_Source material_
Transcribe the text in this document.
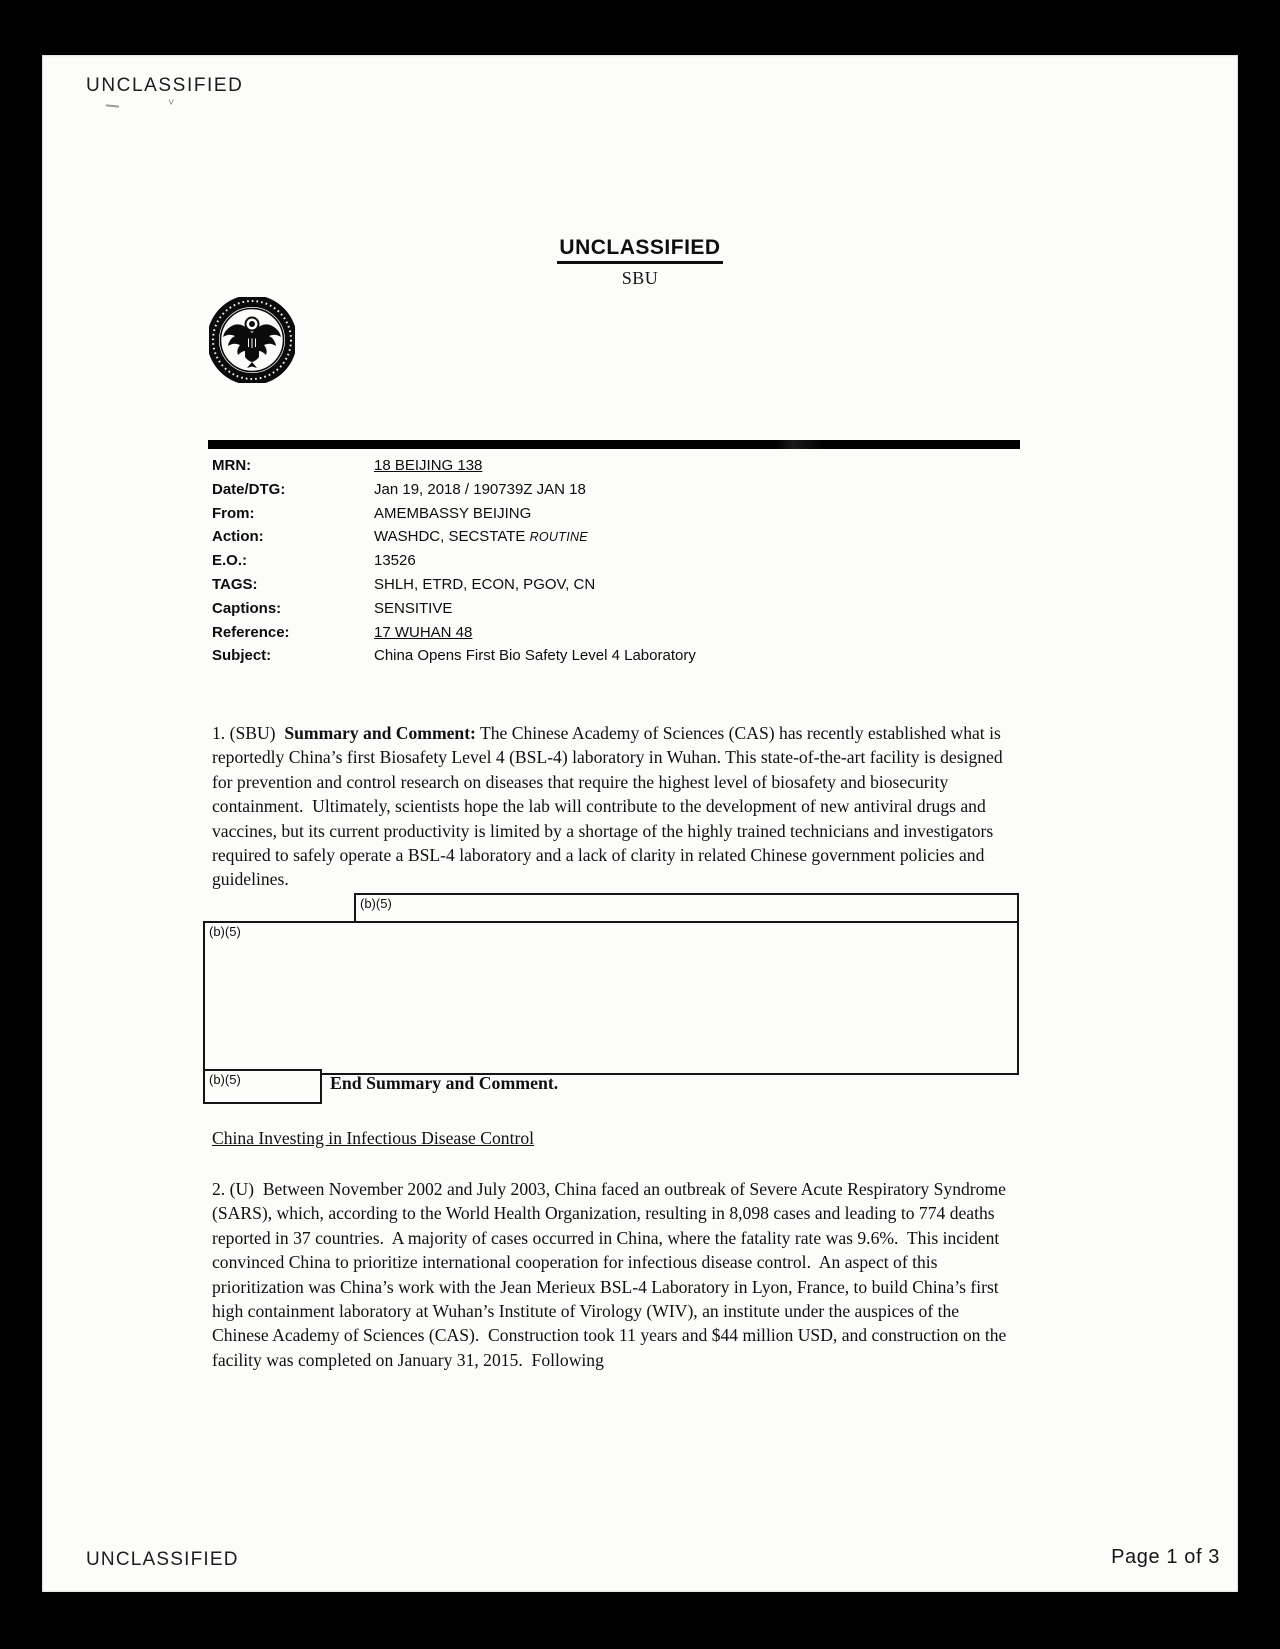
UNCLASSIFIED
˅
UNCLASSIFIED
SBU
MRN:	18 BEIJING 138
Date/DTG:	Jan 19, 2018 / 190739Z JAN 18
From:	AMEMBASSY BEIJING
Action:	WASHDC, SECSTATE ROUTINE
E.O.:	13526
TAGS:	SHLH, ETRD, ECON, PGOV, CN
Captions:	SENSITIVE
Reference:	17 WUHAN 48
Subject:	China Opens First Bio Safety Level 4 Laboratory
1. (SBU)  Summary and Comment: The Chinese Academy of Sciences (CAS) has recently established what is reportedly China’s first Biosafety Level 4 (BSL-4) laboratory in Wuhan. This state-of-the-art facility is designed for prevention and control research on diseases that require the highest level of biosafety and biosecurity containment.  Ultimately, scientists hope the lab will contribute to the development of new antiviral drugs and vaccines, but its current productivity is limited by a shortage of the highly trained technicians and investigators required to safely operate a BSL-4 laboratory and a lack of clarity in related Chinese government policies and guidelines.
(b)(5)
(b)(5)
(b)(5)	End Summary and Comment.
China Investing in Infectious Disease Control
2. (U)  Between November 2002 and July 2003, China faced an outbreak of Severe Acute Respiratory Syndrome (SARS), which, according to the World Health Organization, resulting in 8,098 cases and leading to 774 deaths reported in 37 countries.  A majority of cases occurred in China, where the fatality rate was 9.6%.  This incident convinced China to prioritize international cooperation for infectious disease control.  An aspect of this prioritization was China’s work with the Jean Merieux BSL-4 Laboratory in Lyon, France, to build China’s first high containment laboratory at Wuhan’s Institute of Virology (WIV), an institute under the auspices of the Chinese Academy of Sciences (CAS).  Construction took 11 years and $44 million USD, and construction on the facility was completed on January 31, 2015.  Following
UNCLASSIFIED	Page 1 of 3
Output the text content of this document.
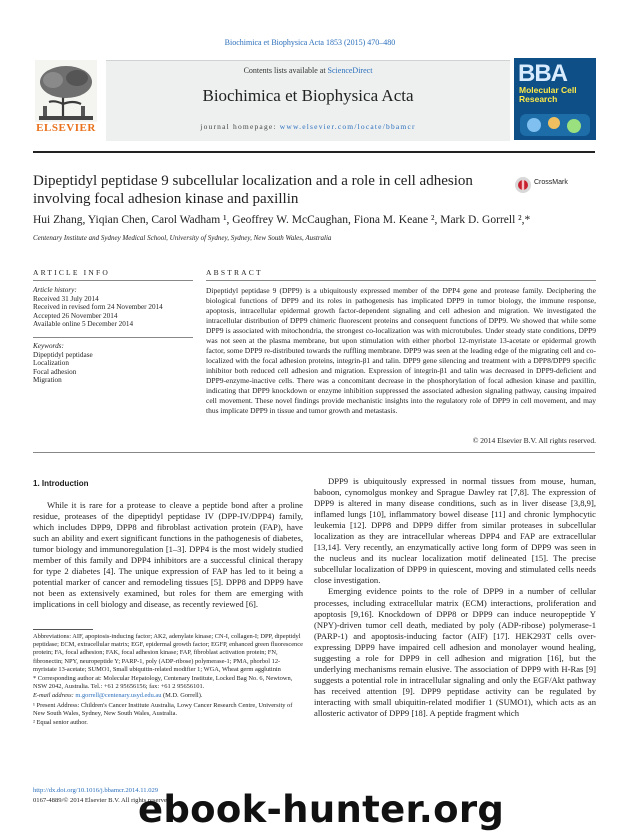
Biochimica et Biophysica Acta 1853 (2015) 470–480
ELSEVIER
Contents lists available at ScienceDirect
Biochimica et Biophysica Acta
journal homepage: www.elsevier.com/locate/bbamcr
BBA
Molecular Cell Research
Dipeptidyl peptidase 9 subcellular localization and a role in cell adhesion involving focal adhesion kinase and paxillin
CrossMark
Hui Zhang, Yiqian Chen, Carol Wadham ¹, Geoffrey W. McCaughan, Fiona M. Keane ², Mark D. Gorrell ²,*
Centenary Institute and Sydney Medical School, University of Sydney, Sydney, New South Wales, Australia
ARTICLE INFO	ABSTRACT
Article history:
Received 31 July 2014
Received in revised form 24 November 2014
Accepted 26 November 2014
Available online 5 December 2014
Keywords:
Dipeptidyl peptidase
Localization
Focal adhesion
Migration
Dipeptidyl peptidase 9 (DPP9) is a ubiquitously expressed member of the DPP4 gene and protease family. Deciphering the biological functions of DPP9 and its roles in pathogenesis has implicated DPP9 in tumor biology, the immune response, apoptosis, intracellular epidermal growth factor-dependent signaling and cell adhesion and migration. We investigated the intracellular distribution of DPP9 chimeric fluorescent proteins and consequent functions of DPP9. We showed that while some DPP9 is associated with mitochondria, the strongest co-localization was with microtubules. Under steady state conditions, DPP9 was not seen at the plasma membrane, but upon stimulation with either phorbol 12-myristate 13-acetate or epidermal growth factor, some DPP9 re-distributed towards the ruffling membrane. DPP9 was seen at the leading edge of the migrating cell and co-localized with the focal adhesion proteins, integrin-β1 and talin. DPP9 gene silencing and treatment with a DPP8/DPP9 specific inhibitor both reduced cell adhesion and migration. Expression of integrin-β1 and talin was decreased in DPP9-deficient and DPP9-enzyme-inactive cells. There was a concomitant decrease in the phosphorylation of focal adhesion kinase and paxillin, indicating that DPP9 knockdown or enzyme inhibition suppressed the associated adhesion signaling pathway, causing impaired cell movement. These novel findings provide mechanistic insights into the regulatory role of DPP9 in cell movement, and may thus implicate DPP9 in tissue and tumor growth and metastasis.
© 2014 Elsevier B.V. All rights reserved.
1. Introduction

While it is rare for a protease to cleave a peptide bond after a proline residue, proteases of the dipeptidyl peptidase IV (DPP-IV/DPP4) family, which includes DPP9, DPP8 and fibroblast activation protein (FAP), have such an ability and exert significant functions in the pathogenesis of diabetes, tumor biology and immunoregulation [1–3]. DPP4 is the most widely studied member of this family and DPP4 inhibitors are a successful clinical therapy for type 2 diabetes [4]. The unique expression of FAP has led to it being a potential marker of cancer and remodeling tissues [5]. DPP8 and DPP9 have not been as extensively examined, but roles for them are emerging with implications in cell biology and disease, as recently reviewed [6].

DPP9 is ubiquitously expressed in normal tissues from mouse, human, baboon, cynomolgus monkey and Sprague Dawley rat [7,8]. The expression of DPP9 is altered in many disease conditions, such as in liver disease [3,8,9], inflamed lungs [10], inflammatory bowel disease [11] and chronic lymphocytic leukemia [12]. DPP8 and DPP9 differ from similar proteases in subcellular localization as they are intracellular whereas DPP4 and FAP are extracellular [13,14]. Very recently, an enzymatically active long form of DPP9 was seen in the nucleus and its nuclear localization motif delineated [15]. The precise subcellular localization of DPP9 in quiescent, moving and stimulated cells needs close investigation.

Emerging evidence points to the role of DPP9 in a number of cellular processes, including extracellular matrix (ECM) interactions, proliferation and apoptosis [9,16]. Knockdown of DPP8 or DPP9 can induce neuropeptide Y (NPY)-driven tumor cell death, mediated by poly (ADP-ribose) polymerase-1 (PARP-1) and apoptosis-inducing factor (AIF) [17]. HEK293T cells over-expressing DPP9 have impaired cell adhesion and monolayer wound healing, suggesting a role for DPP9 in cell adhesion and migration [16], but the underlying mechanisms remain elusive. The association of DPP9 with H-Ras [9] suggests a potential role in intracellular signaling and only the EGF/Akt pathway has received attention [9]. DPP9 peptidase activity can be regulated by interacting with small ubiquitin-related modifier 1 (SUMO1), which acts as an allosteric activator of DPP9 [18]. A peptide fragment which

Abbreviations: AIF, apoptosis-inducing factor; AK2, adenylate kinase; CN-I, collagen-I; DPP, dipeptidyl peptidase; ECM, extracellular matrix; EGF, epidermal growth factor; EGFP, enhanced green fluorescence protein; FA, focal adhesion; FAK, focal adhesion kinase; FAP, fibroblast activation protein; FN, fibronectin; NPY, neuropeptide Y; PARP-1, poly (ADP-ribose) polymerase-1; PMA, phorbol 12-myristate 13-acetate; SUMO1, Small ubiquitin-related modifier 1; WGA, Wheat germ agglutinin

* Corresponding author at: Molecular Hepatology, Centenary Institute, Locked Bag No. 6, Newtown, NSW 2042, Australia. Tel.: +61 2 95656156; fax: +61 2 95656101.

E-mail address: m.gorrell@centenary.usyd.edu.au (M.D. Gorrell).

¹ Present Address: Children's Cancer Institute Australia, Lowy Cancer Research Centre, University of New South Wales, Sydney, New South Wales, Australia.

² Equal senior author.

http://dx.doi.org/10.1016/j.bbamcr.2014.11.029
0167-4889/© 2014 Elsevier B.V. All rights reserved.
ebook-hunter.org
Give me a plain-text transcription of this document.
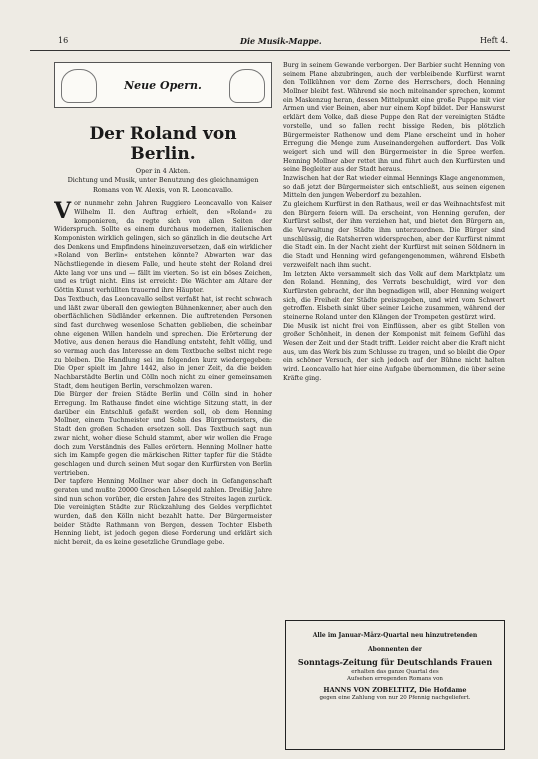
16	Die Musik-Mappe.	Heft 4.
Neue Opern.
Der Roland von Berlin.
Oper in 4 Akten.
Dichtung und Musik, unter Benutzung des gleichnamigen Romans von W. Alexis, von R. Leoncavallo.

Vor nunmehr zehn Jahren Ruggiero Leoncavallo von Kaiser Wilhelm II. den Auftrag erhielt, den »Roland« zu komponieren, da regte sich von allen Seiten der Widerspruch. Sollte es einem durchaus modernen, italienischen Komponisten wirklich gelingen, sich so gänzlich in die deutsche Art des Denkens und Empfindens hineinzuversetzen, daß ein wirklicher »Roland von Berlin« entstehen könnte? Abwarten war das Nächstliegende in diesem Falle, und heute steht der Roland drei Akte lang vor uns und — fällt im vierten. So ist ein böses Zeichen, und es trügt nicht. Eins ist erreicht: Die Wächter am Altare der Göttin Kunst verhüllten trauernd ihre Häupter.

Das Textbuch, das Leoncavallo selbst verfaßt hat, ist recht schwach und läßt zwar überall den gewiegten Bühnenkenner, aber auch den oberflächlichen Südländer erkennen. Die auftretenden Personen sind fast durchweg wesenlose Schatten geblieben, die scheinbar ohne eigenen Willen handeln und sprechen. Die Erörterung der Motive, aus denen heraus die Handlung entsteht, fehlt völlig, und so vermag auch das Interesse an dem Textbuche selbst nicht rege zu bleiben. Die Handlung sei im folgenden kurz wiedergegeben: Die Oper spielt im Jahre 1442, also in jener Zeit, da die beiden Nachbarstädte Berlin und Cölln noch nicht zu einer gemeinsamen Stadt, dem heutigen Berlin, verschmolzen waren.

Die Bürger der freien Städte Berlin und Cölln sind in hoher Erregung. Im Rathause findet eine wichtige Sitzung statt, in der darüber ein Entschluß gefaßt werden soll, ob dem Henning Mollner, einem Tuchmeister und Sohn des Bürgermeisters, die Stadt den großen Schaden ersetzen soll. Das Textbuch sagt nun zwar nicht, woher diese Schuld stammt, aber wir wollen die Frage doch zum Verständnis des Falles erörtern. Henning Mollner hatte sich im Kampfe gegen die märkischen Ritter tapfer für die Städte geschlagen und durch seinen Mut sogar den Kurfürsten von Berlin vertrieben.

Der tapfere Henning Mollner war aber doch in Gefangenschaft geraten und mußte 20000 Groschen Lösegeld zahlen. Dreißig Jahre sind nun schon vorüber, die ersten Jahre des Streites lagen zurück. Die vereinigten Städte zur Rückzahlung des Geldes verpflichtet wurden, daß den Kölln nicht bezahlt hatte. Der Bürgermeister beider Städte Rathmann von Bergen, dessen Tochter Elsbeth Henning liebt, ist jedoch gegen diese Forderung und erklärt sich nicht bereit, da es keine gesetzliche Grundlage gebe.

Burg in seinem Gewande verborgen. Der Barbier sucht Henning von seinem Plane abzubringen, auch der verbleibende Kurfürst warnt den Tollkühnen vor dem Zorne des Herrschers, doch Henning Mollner bleibt fest. Während sie noch miteinander sprechen, kommt ein Maskenzug heran, dessen Mittelpunkt eine große Puppe mit vier Armen und vier Beinen, aber nur einem Kopf bildet. Der Hanswurst erklärt dem Volke, daß diese Puppe den Rat der vereinigten Städte vorstelle, und so fallen recht bissige Reden, bis plötzlich Bürgermeister Rathenow und dem Plane erscheint und in hoher Erregung die Menge zum Auseinandergehen auffordert. Das Volk weigert sich und will den Bürgermeister in die Spree werfen. Henning Mollner aber rettet ihn und führt auch den Kurfürsten und seine Begleiter aus der Stadt heraus.

Inzwischen hat der Rat wieder einmal Hennings Klage angenommen, so daß jetzt der Bürgermeister sich entschließt, aus seinen eigenen Mitteln den jungen Weberdorf zu bezahlen.

Zu gleichem Kurfürst in den Rathaus, weil er das Weihnachtsfest mit den Bürgern feiern will. Da erscheint, von Henning gerufen, der Kurfürst selbst, der ihm verziehen hat, und bietet den Bürgern an, die Verwaltung der Städte ihm unterzuordnen. Die Bürger sind unschlüssig, die Ratsherren widersprechen, aber der Kurfürst nimmt die Stadt ein. In der Nacht zieht der Kurfürst mit seinen Söldnern in die Stadt und Henning wird gefangengenommen, während Elsbeth verzweifelt nach ihm sucht.

Im letzten Akte versammelt sich das Volk auf dem Marktplatz um den Roland. Henning, des Verrats beschuldigt, wird vor den Kurfürsten gebracht, der ihn begnadigen will, aber Henning weigert sich, die Freiheit der Städte preiszugeben, und wird vom Schwert getroffen. Elsbeth sinkt über seiner Leiche zusammen, während der steinerne Roland unter den Klängen der Trompeten gestürzt wird.

Die Musik ist nicht frei von Einflüssen, aber es gibt Stellen von großer Schönheit, in denen der Komponist mit feinem Gefühl das Wesen der Zeit und der Stadt trifft. Leider reicht aber die Kraft nicht aus, um das Werk bis zum Schlusse zu tragen, und so bleibt die Oper ein schöner Versuch, der sich jedoch auf der Bühne nicht halten wird. Leoncavallo hat hier eine Aufgabe übernommen, die über seine Kräfte ging.

Alle im Januar-März-Quartal neu hinzutretenden
Abonnenten der
Sonntags-Zeitung für Deutschlands Frauen
erhalten das ganze Quartal des
Aufsehen erregenden Romans von
HANNS VON ZOBELTITZ, Die Hofdame
gegen eine Zahlung von nur 20 Pfennig nachgeliefert.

_Problem requirements_
Report how many lines of the entries above contain "Comment", and give no other output.

_Answer to this exercise_
2